+++ GIVEN DATA
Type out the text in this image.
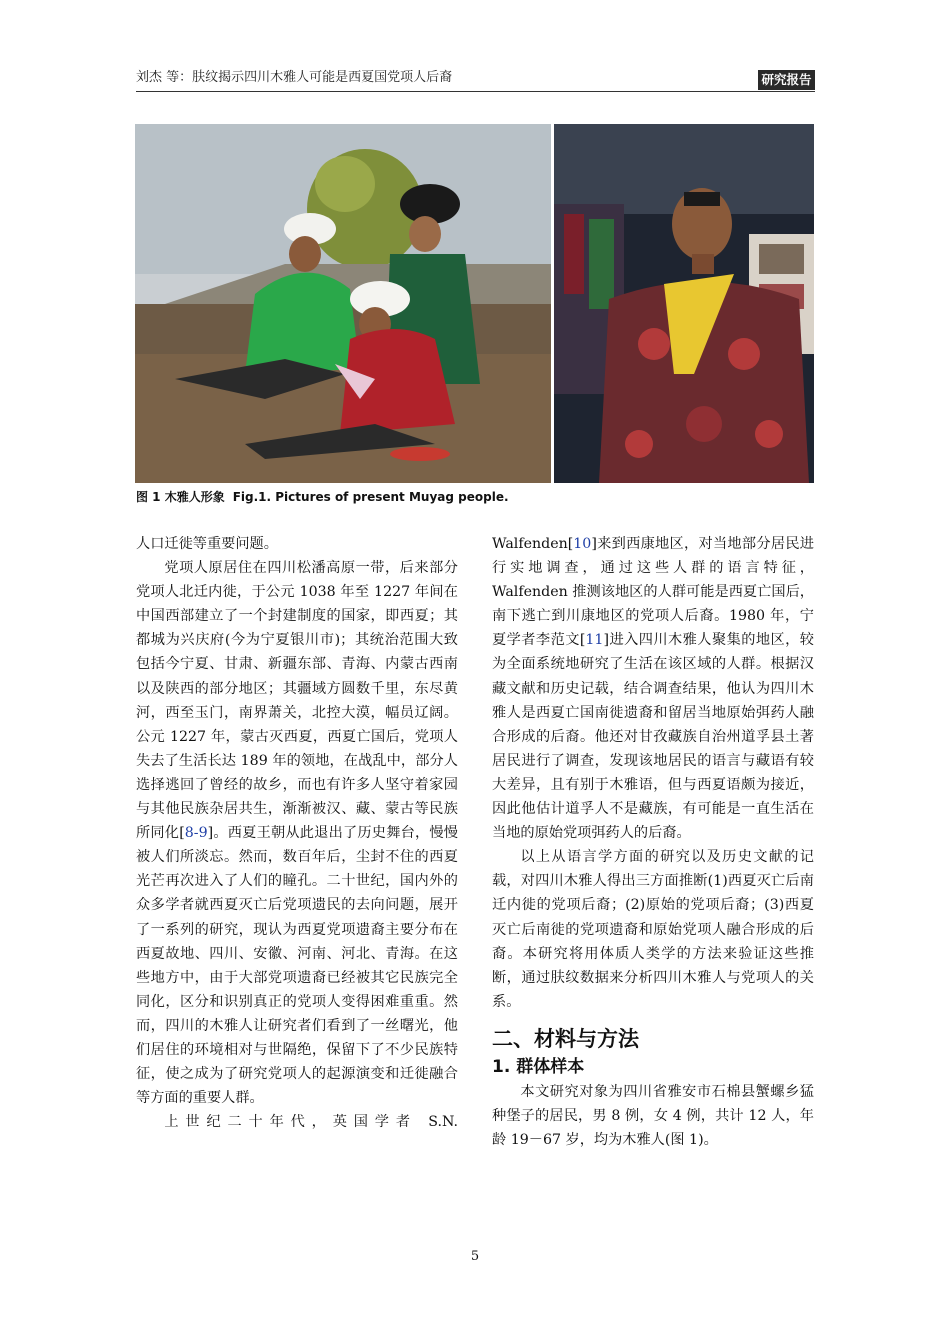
刘杰 等：肤纹揭示四川木雅人可能是西夏国党项人后裔	研究报告
图 1 木雅人形象 Fig.1. Pictures of present Muyag people.

人口迁徙等重要问题。

党项人原居住在四川松潘高原一带，后来部分党项人北迁内徙，于公元 1038 年至 1227 年间在中国西部建立了一个封建制度的国家，即西夏；其都城为兴庆府(今为宁夏银川市)；其统治范围大致包括今宁夏、甘肃、新疆东部、青海、内蒙古西南以及陕西的部分地区；其疆域方圆数千里，东尽黄河，西至玉门，南界萧关，北控大漠，幅员辽阔。公元 1227 年，蒙古灭西夏，西夏亡国后，党项人失去了生活长达 189 年的领地，在战乱中，部分人选择逃回了曾经的故乡，而也有许多人坚守着家园与其他民族杂居共生，渐渐被汉、藏、蒙古等民族所同化[8-9]。西夏王朝从此退出了历史舞台，慢慢被人们所淡忘。然而，数百年后，尘封不住的西夏光芒再次进入了人们的瞳孔。二十世纪，国内外的众多学者就西夏灭亡后党项遗民的去向问题，展开了一系列的研究，现认为西夏党项遗裔主要分布在西夏故地、四川、安徽、河南、河北、青海。在这些地方中，由于大部党项遗裔已经被其它民族完全同化，区分和识别真正的党项人变得困难重重。然而，四川的木雅人让研究者们看到了一丝曙光，他们居住的环境相对与世隔绝，保留下了不少民族特征，使之成为了研究党项人的起源演变和迁徙融合等方面的重要人群。

上世纪二十年代，英国学者 S.N.

Walfenden[10]来到西康地区，对当地部分居民进行实地调查，通过这些人群的语言特征，Walfenden 推测该地区的人群可能是西夏亡国后，南下逃亡到川康地区的党项人后裔。1980 年，宁夏学者李范文[11]进入四川木雅人聚集的地区，较为全面系统地研究了生活在该区域的人群。根据汉藏文献和历史记载，结合调查结果，他认为四川木雅人是西夏亡国南徙遗裔和留居当地原始弭药人融合形成的后裔。他还对甘孜藏族自治州道孚县土著居民进行了调查，发现该地居民的语言与藏语有较大差异，且有别于木雅语，但与西夏语颇为接近，因此他估计道孚人不是藏族，有可能是一直生活在当地的原始党项弭药人的后裔。

以上从语言学方面的研究以及历史文献的记载，对四川木雅人得出三方面推断(1)西夏灭亡后南迁内徙的党项后裔；(2)原始的党项后裔；(3)西夏灭亡后南徙的党项遗裔和原始党项人融合形成的后裔。本研究将用体质人类学的方法来验证这些推断，通过肤纹数据来分析四川木雅人与党项人的关系。

二、材料与方法
1. 群体样本

本文研究对象为四川省雅安市石棉县蟹螺乡猛种堡子的居民，男 8 例，女 4 例，共计 12 人，年龄 19－67 岁，均为木雅人(图 1)。

5
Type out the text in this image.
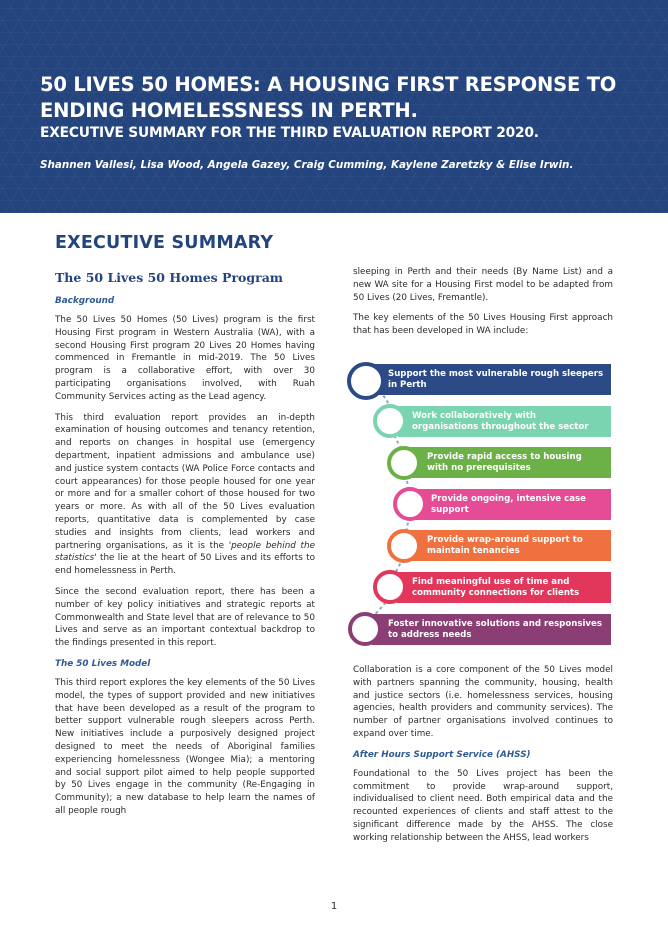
50 LIVES 50 HOMES: A HOUSING FIRST RESPONSE TO ENDING HOMELESSNESS IN PERTH.
EXECUTIVE SUMMARY FOR THE THIRD EVALUATION REPORT 2020.

Shannen Vallesi, Lisa Wood, Angela Gazey, Craig Cumming, Kaylene Zaretzky & Elise Irwin.

EXECUTIVE SUMMARY
The 50 Lives 50 Homes Program
Background

The 50 Lives 50 Homes (50 Lives) program is the first Housing First program in Western Australia (WA), with a second Housing First program 20 Lives 20 Homes having commenced in Fremantle in mid-2019. The 50 Lives program is a collaborative effort, with over 30 participating organisations involved, with Ruah Community Services acting as the Lead agency.

This third evaluation report provides an in-depth examination of housing outcomes and tenancy retention, and reports on changes in hospital use (emergency department, inpatient admissions and ambulance use) and justice system contacts (WA Police Force contacts and court appearances) for those people housed for one year or more and for a smaller cohort of those housed for two years or more. As with all of the 50 Lives evaluation reports, quantitative data is complemented by case studies and insights from clients, lead workers and partnering organisations, as it is the 'people behind the statistics' the lie at the heart of 50 Lives and its efforts to end homelessness in Perth.

Since the second evaluation report, there has been a number of key policy initiatives and strategic reports at Commonwealth and State level that are of relevance to 50 Lives and serve as an important contextual backdrop to the findings presented in this report.

The 50 Lives Model

This third report explores the key elements of the 50 Lives model, the types of support provided and new initiatives that have been developed as a result of the program to better support vulnerable rough sleepers across Perth. New initiatives include a purposively designed project designed to meet the needs of Aboriginal families experiencing homelessness (Wongee Mia); a mentoring and social support pilot aimed to help people supported by 50 Lives engage in the community (Re-Engaging in Community); a new database to help learn the names of all people rough

sleeping in Perth and their needs (By Name List) and a new WA site for a Housing First model to be adapted from 50 Lives (20 Lives, Fremantle).

The key elements of the 50 Lives Housing First approach that has been developed in WA include:

Support the most vulnerable rough sleepers in Perth
Work collaboratively with organisations throughout the sector
Provide rapid access to housing with no prerequisites
Provide ongoing, intensive case support
Provide wrap-around support to maintain tenancies
Find meaningful use of time and community connections for clients
Foster innovative solutions and responsives to address needs

Collaboration is a core component of the 50 Lives model with partners spanning the community, housing, health and justice sectors (i.e. homelessness services, housing agencies, health providers and community services). The number of partner organisations involved continues to expand over time.

After Hours Support Service (AHSS)

Foundational to the 50 Lives project has been the commitment to provide wrap-around support, individualised to client need. Both empirical data and the recounted experiences of clients and staff attest to the significant difference made by the AHSS. The close working relationship between the AHSS, lead workers

1
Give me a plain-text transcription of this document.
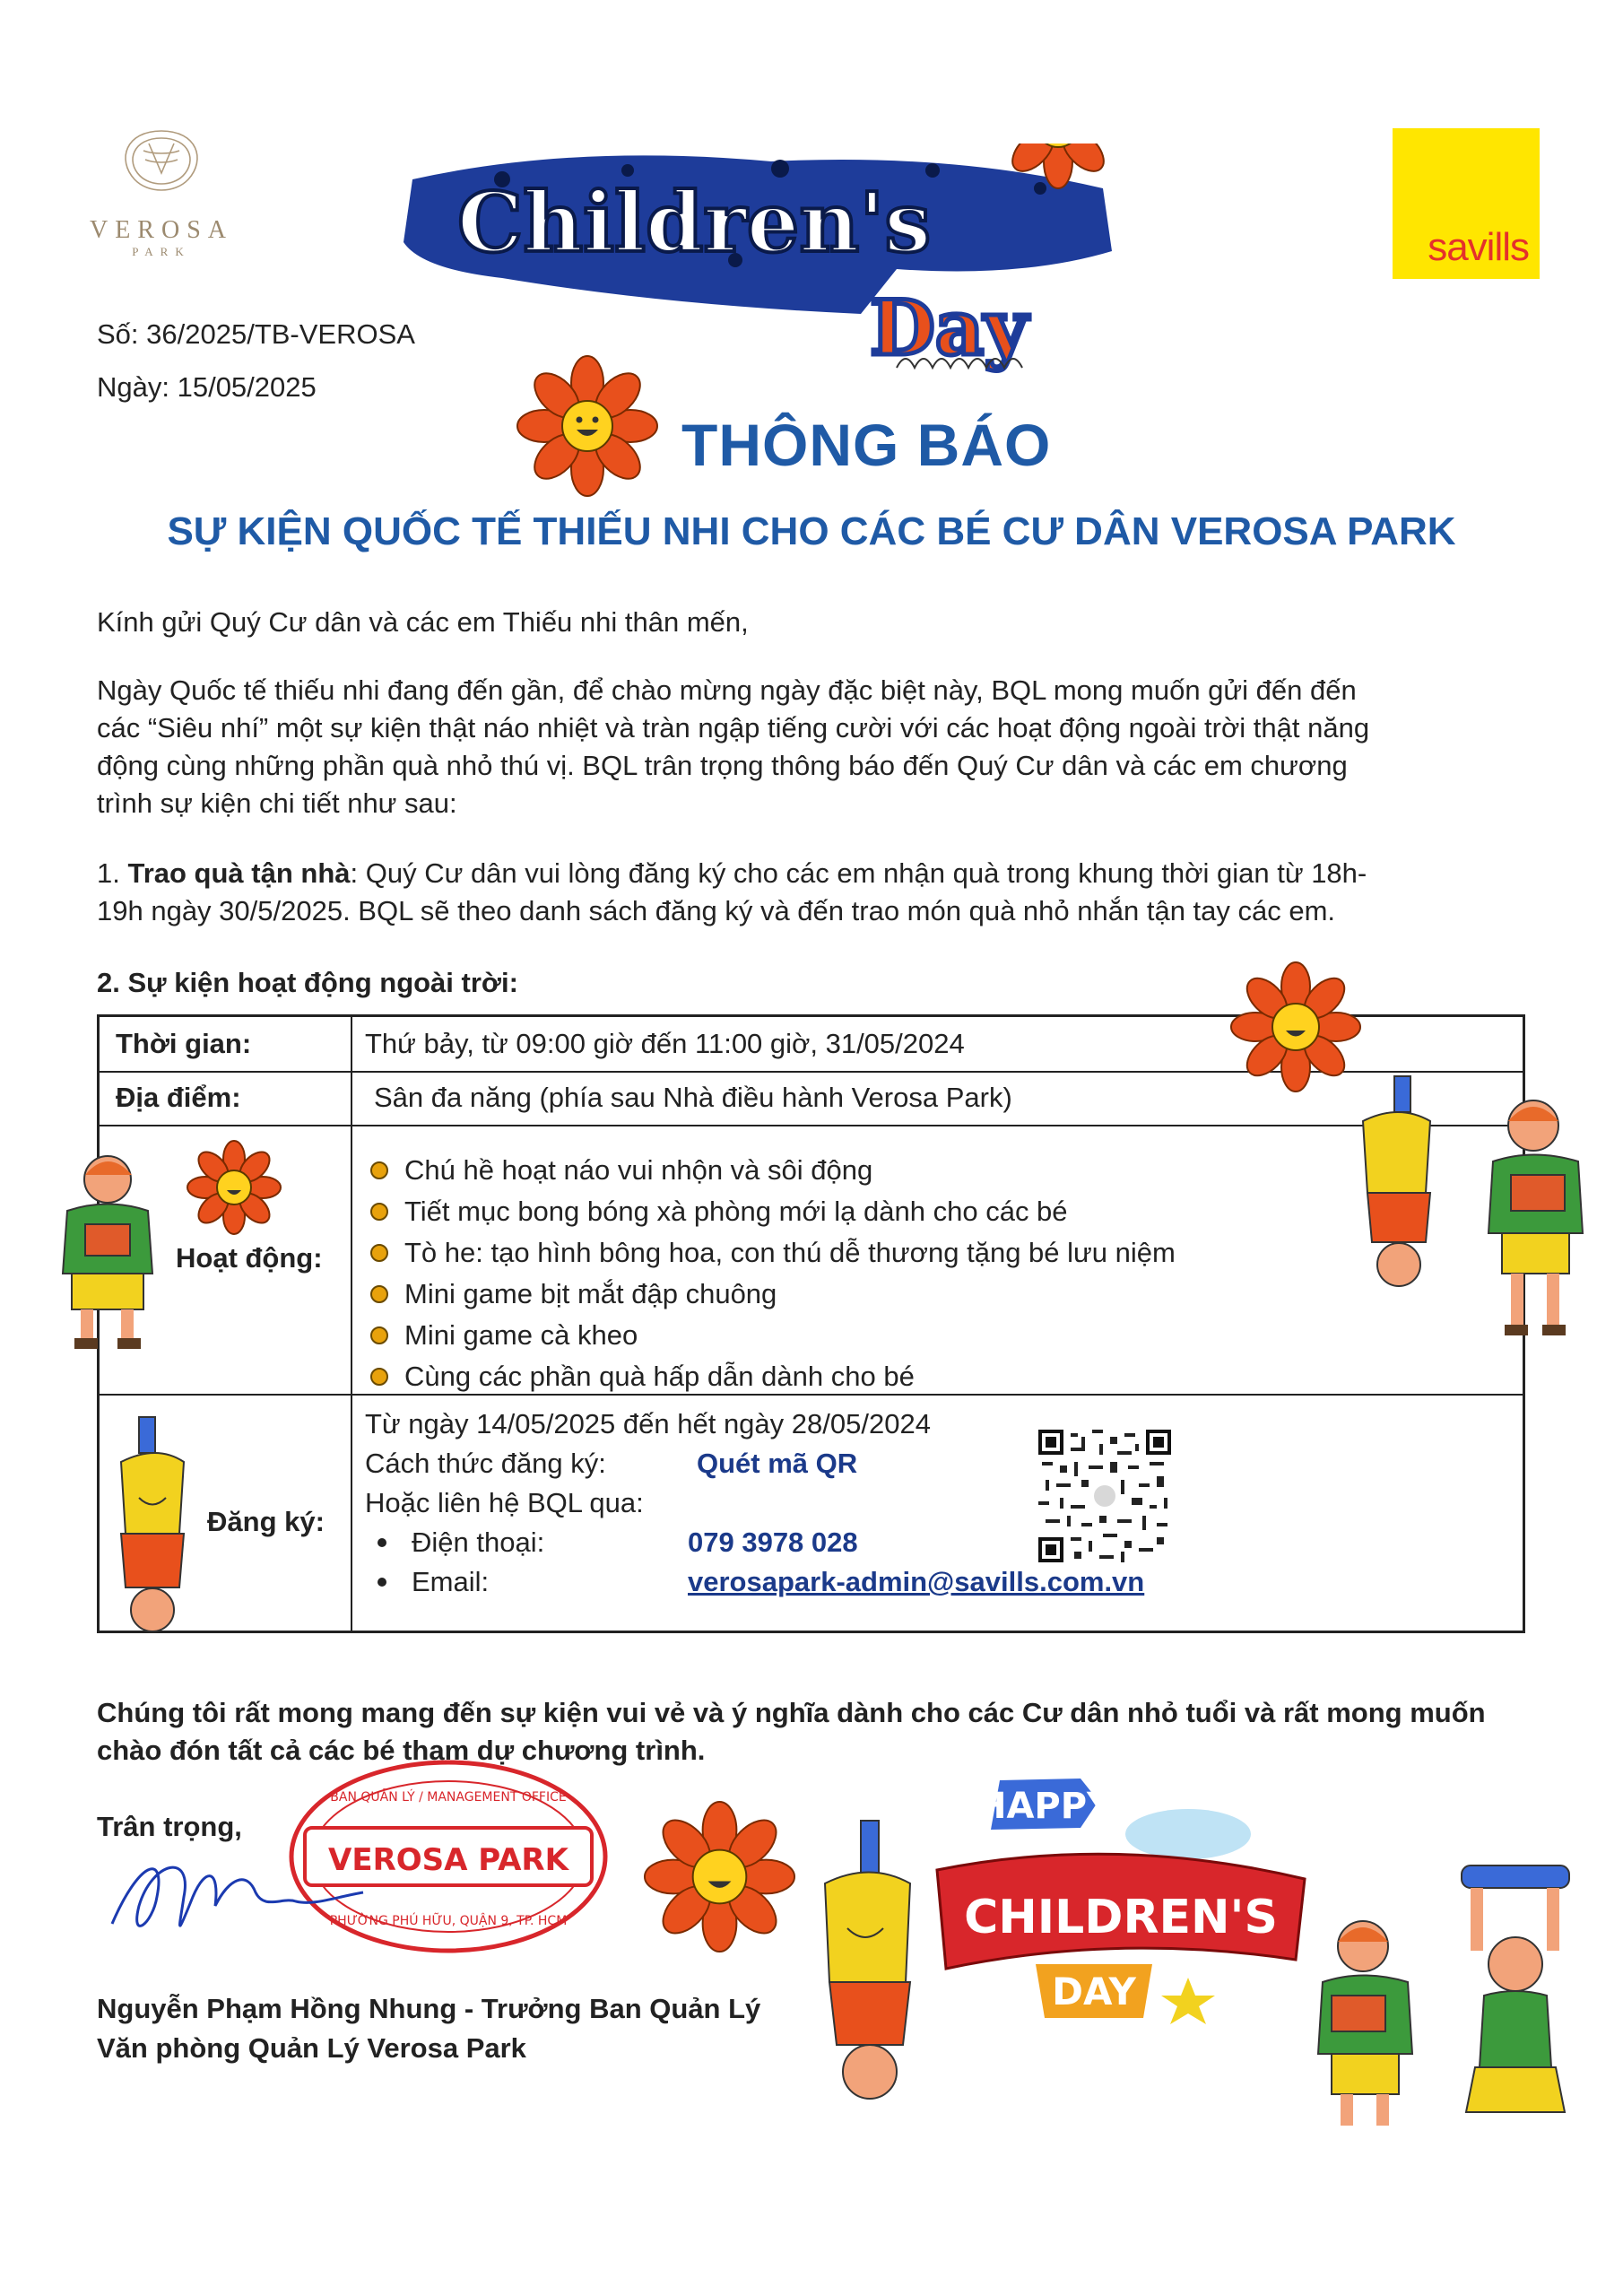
VEROSA
PARK	Children's
Day
savills
Số: 36/2025/TB-VEROSA
Ngày: 15/05/2025
THÔNG BÁO
SỰ KIỆN QUỐC TẾ THIẾU NHI CHO CÁC BÉ CƯ DÂN VEROSA PARK
Kính gửi Quý Cư dân và các em Thiếu nhi thân mến,
Ngày Quốc tế thiếu nhi đang đến gần, để chào mừng ngày đặc biệt này, BQL mong muốn gửi đến đến
các “Siêu nhí” một sự kiện thật náo nhiệt và tràn ngập tiếng cười với các hoạt động ngoài trời thật năng
động cùng những phần quà nhỏ thú vị. BQL trân trọng thông báo đến Quý Cư dân và các em chương
trình sự kiện chi tiết như sau:
1. Trao quà tận nhà: Quý Cư dân vui lòng đăng ký cho các em nhận quà trong khung thời gian từ 18h-
19h ngày 30/5/2025. BQL sẽ theo danh sách đăng ký và đến trao món quà nhỏ nhắn tận tay các em.
2. Sự kiện hoạt động ngoài trời:
Thời gian:	Thứ bảy, từ 09:00 giờ đến 11:00 giờ, 31/05/2024
Địa điểm:	Sân đa năng (phía sau Nhà điều hành Verosa Park)
Hoạt động:
Chú hề hoạt náo vui nhộn và sôi động
Tiết mục bong bóng xà phòng mới lạ dành cho các bé
Tò he: tạo hình bông hoa, con thú dễ thương tặng bé lưu niệm
Mini game bịt mắt đập chuông
Mini game cà kheo
Cùng các phần quà hấp dẫn dành cho bé
Đăng ký:
Từ ngày 14/05/2025 đến hết ngày 28/05/2024
Cách thức đăng ký:	Quét mã QR
Hoặc liên hệ BQL qua:
Điện thoại:	079 3978 028
Email:	verosapark-admin@savills.com.vn
Chúng tôi rất mong mang đến sự kiện vui vẻ và ý nghĩa dành cho các Cư dân nhỏ tuổi và rất mong muốn
chào đón tất cả các bé tham dự chương trình.
Trân trọng,
VEROSA PARK
BAN QUẢN LÝ / MANAGEMENT OFFICE
PHƯỜNG PHÚ HỮU, QUẬN 9, TP. HCM
Nguyễn Phạm Hồng Nhung - Trưởng Ban Quản Lý
Văn phòng Quản Lý Verosa Park
HAPPY
CHILDREN'S
DAY
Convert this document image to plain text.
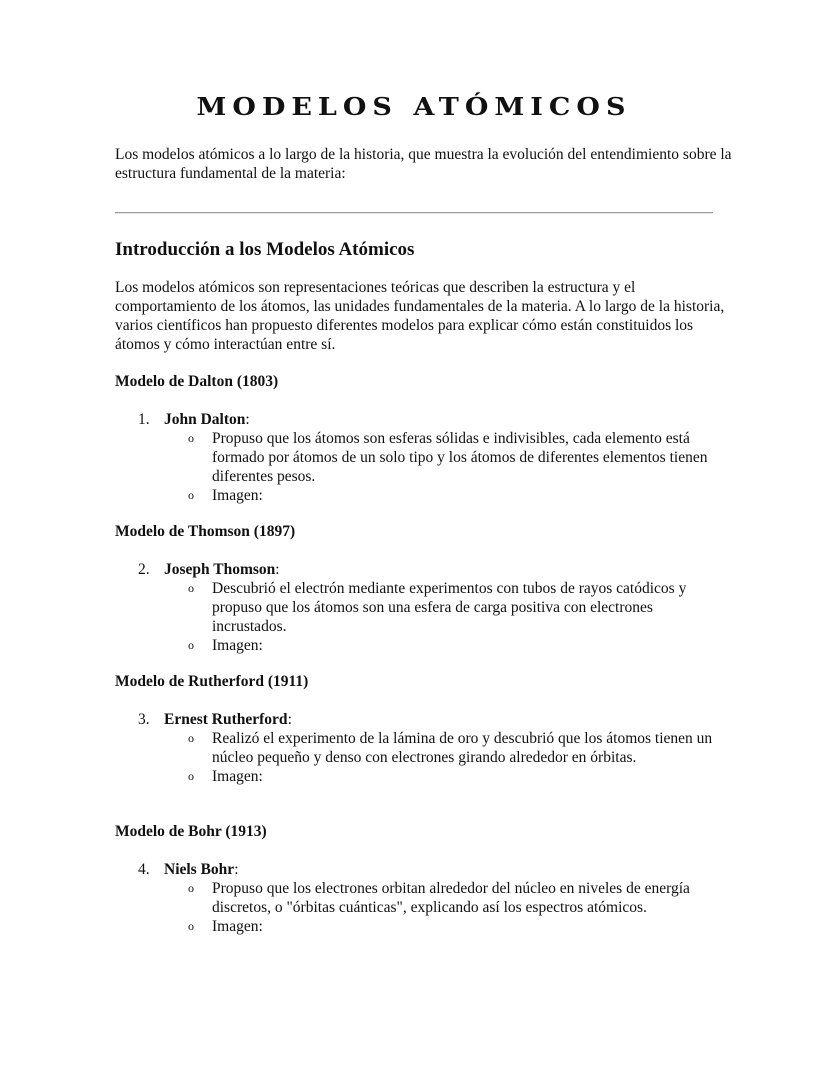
MODELOS ATÓMICOS
Los modelos atómicos a lo largo de la historia, que muestra la evolución del entendimiento sobre la estructura fundamental de la materia:
Introducción a los Modelos Atómicos
Los modelos atómicos son representaciones teóricas que describen la estructura y el comportamiento de los átomos, las unidades fundamentales de la materia. A lo largo de la historia, varios científicos han propuesto diferentes modelos para explicar cómo están constituidos los átomos y cómo interactúan entre sí.
Modelo de Dalton (1803)
1. John Dalton:
o Propuso que los átomos son esferas sólidas e indivisibles, cada elemento está formado por átomos de un solo tipo y los átomos de diferentes elementos tienen diferentes pesos.
o Imagen:
Modelo de Thomson (1897)
2. Joseph Thomson:
o Descubrió el electrón mediante experimentos con tubos de rayos catódicos y propuso que los átomos son una esfera de carga positiva con electrones incrustados.
o Imagen:
Modelo de Rutherford (1911)
3. Ernest Rutherford:
o Realizó el experimento de la lámina de oro y descubrió que los átomos tienen un núcleo pequeño y denso con electrones girando alrededor en órbitas.
o Imagen:
Modelo de Bohr (1913)
4. Niels Bohr:
o Propuso que los electrones orbitan alrededor del núcleo en niveles de energía discretos, o "órbitas cuánticas", explicando así los espectros atómicos.
o Imagen:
++++++
• TASK STATEMENT: Copy every single line of the material above that holds "Mini".

• SOLUTION FOR THIS EXERCISE:
Mini game bịt mắt đập chuông
Mini game cà kheo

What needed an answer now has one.